**Written task:** What lines of the data hold the string "importancia"? Pull each one out.

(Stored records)
▬▬▬▬▬▬▬▬▬▬
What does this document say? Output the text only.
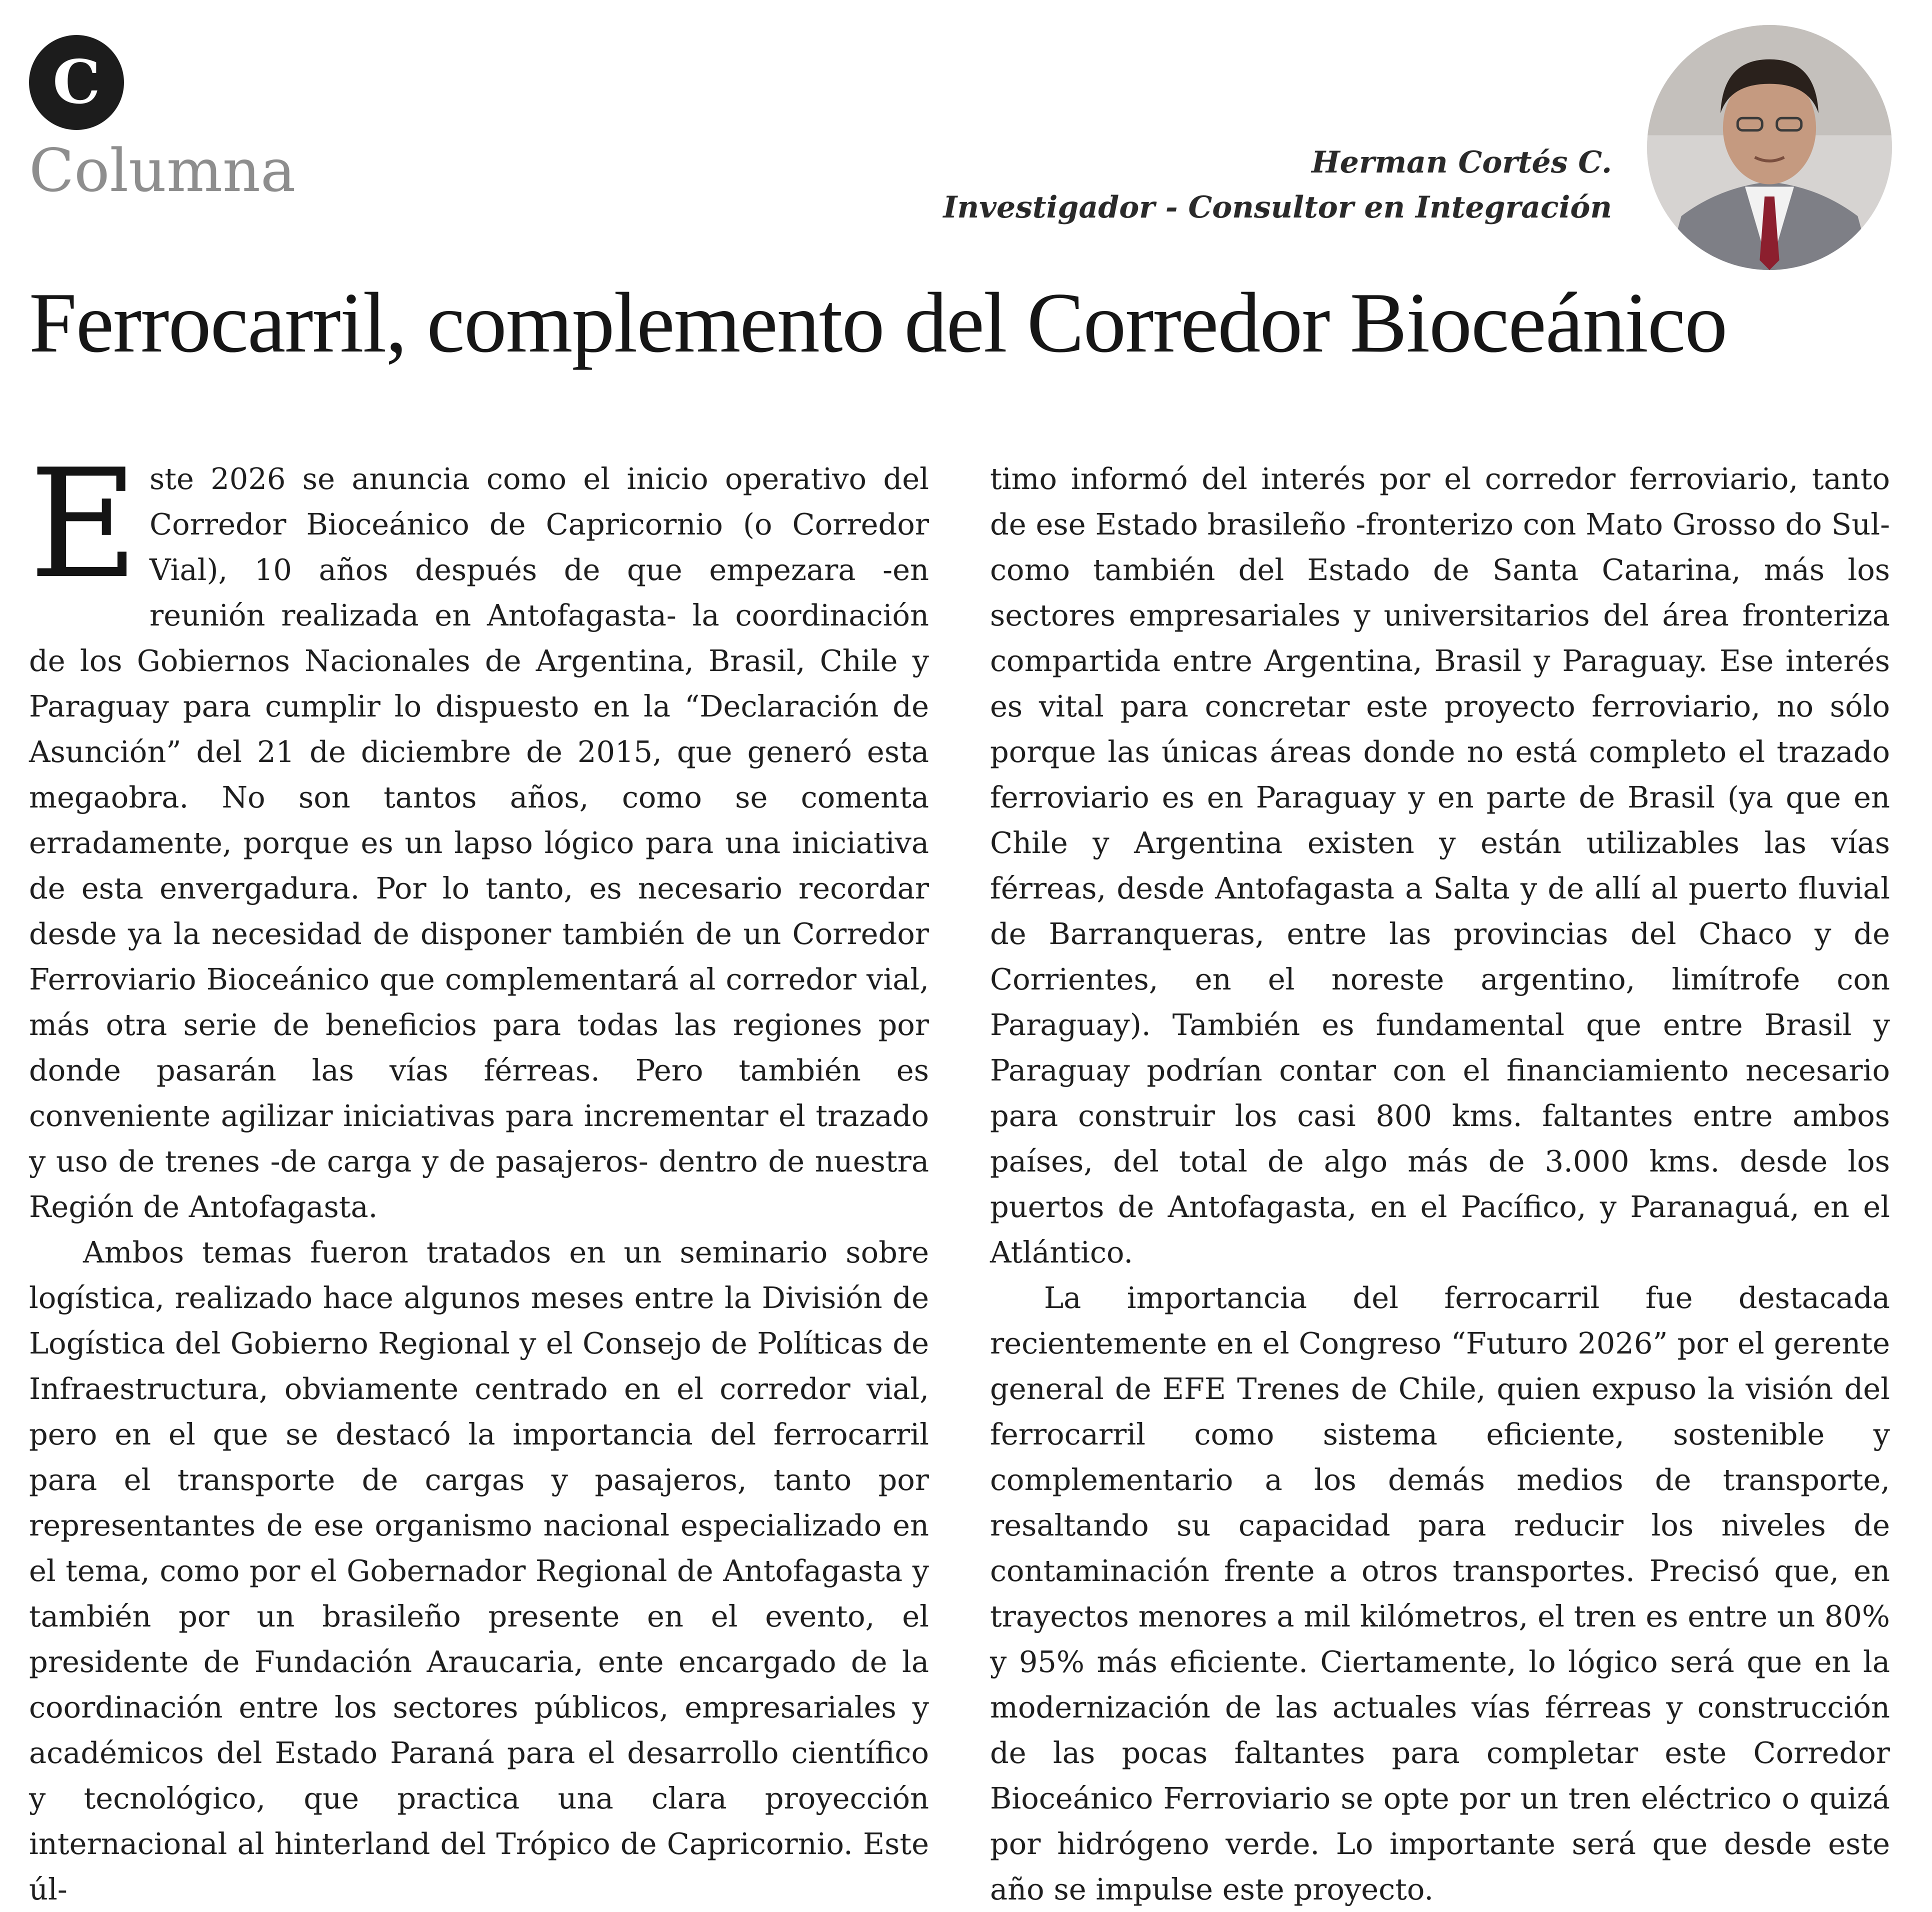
C
Columna	Herman Cortés C.
Investigador - Consultor en Integración
Ferrocarril, complemento del Corredor Bioceánico

Este 2026 se anuncia como el inicio operativo del Corredor Bioceánico de Capricornio (o Corredor Vial), 10 años después de que empezara -en reunión realizada en Antofagasta- la coordinación de los Gobiernos Nacionales de Argentina, Brasil, Chile y Paraguay para cumplir lo dispuesto en la “Declaración de Asunción” del 21 de diciembre de 2015, que generó esta megaobra. No son tantos años, como se comenta erradamente, porque es un lapso lógico para una iniciativa de esta envergadura. Por lo tanto, es necesario recordar desde ya la necesidad de disponer también de un Corredor Ferroviario Bioceánico que complementará al corredor vial, más otra serie de beneficios para todas las regiones por donde pasarán las vías férreas. Pero también es conveniente agilizar iniciativas para incrementar el trazado y uso de trenes -de carga y de pasajeros- dentro de nuestra Región de Antofagasta.

Ambos temas fueron tratados en un seminario sobre logística, realizado hace algunos meses entre la División de Logística del Gobierno Regional y el Consejo de Políticas de Infraestructura, obviamente centrado en el corredor vial, pero en el que se destacó la importancia del ferrocarril para el transporte de cargas y pasajeros, tanto por representantes de ese organismo nacional especializado en el tema, como por el Gobernador Regional de Antofagasta y también por un brasileño presente en el evento, el presidente de Fundación Araucaria, ente encargado de la coordinación entre los sectores públicos, empresariales y académicos del Estado Paraná para el desarrollo científico y tecnológico, que practica una clara proyección internacional al hinterland del Trópico de Capricornio. Este úl-

timo informó del interés por el corredor ferroviario, tanto de ese Estado brasileño -fronterizo con Mato Grosso do Sul- como también del Estado de Santa Catarina, más los sectores empresariales y universitarios del área fronteriza compartida entre Argentina, Brasil y Paraguay. Ese interés es vital para concretar este proyecto ferroviario, no sólo porque las únicas áreas donde no está completo el trazado ferroviario es en Paraguay y en parte de Brasil (ya que en Chile y Argentina existen y están utilizables las vías férreas, desde Antofagasta a Salta y de allí al puerto fluvial de Barranqueras, entre las provincias del Chaco y de Corrientes, en el noreste argentino, limítrofe con Paraguay). También es fundamental que entre Brasil y Paraguay podrían contar con el financiamiento necesario para construir los casi 800 kms. faltantes entre ambos países, del total de algo más de 3.000 kms. desde los puertos de Antofagasta, en el Pacífico, y Paranaguá, en el Atlántico.

La importancia del ferrocarril fue destacada recientemente en el Congreso “Futuro 2026” por el gerente general de EFE Trenes de Chile, quien expuso la visión del ferrocarril como sistema eficiente, sostenible y complementario a los demás medios de transporte, resaltando su capacidad para reducir los niveles de contaminación frente a otros transportes. Precisó que, en trayectos menores a mil kilómetros, el tren es entre un 80% y 95% más eficiente. Ciertamente, lo lógico será que en la modernización de las actuales vías férreas y construcción de las pocas faltantes para completar este Corredor Bioceánico Ferroviario se opte por un tren eléctrico o quizá por hidrógeno verde. Lo importante será que desde este año se impulse este proyecto.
▬▬▬▬▬▬▬▬▬▬
**Response to the task:**
Ambos temas fueron tratados en un seminario sobre logística, realizado hace algunos meses entre la División de Logística del Gobierno Regional y el Consejo de Políticas de Infraestructura, obviamente centrado en el corredor vial, pero en el que se destacó la importancia del ferrocarril para el transporte de cargas y pasajeros, tanto por representantes de ese organismo nacional especializado en el tema, como por el Gobernador Regional de Antofagasta y también por un brasileño presente en el evento, el presidente de Fundación Araucaria, ente encargado de la coordinación entre los sectores públicos, empresariales y académicos del Estado Paraná para el desarrollo científico y tecnológico, que practica una clara proyección internacional al hinterland del Trópico de Capricornio. Este úl-
La importancia del ferrocarril fue destacada recientemente en el Congreso “Futuro 2026” por el gerente general de EFE Trenes de Chile, quien expuso la visión del ferrocarril como sistema eficiente, sostenible y complementario a los demás medios de transporte, resaltando su capacidad para reducir los niveles de contaminación frente a otros transportes. Precisó que, en trayectos menores a mil kilómetros, el tren es entre un 80% y 95% más eficiente. Ciertamente, lo lógico será que en la modernización de las actuales vías férreas y construcción de las pocas faltantes para completar este Corredor Bioceánico Ferroviario se opte por un tren eléctrico o quizá por hidrógeno verde. Lo importante será que desde este año se impulse este proyecto.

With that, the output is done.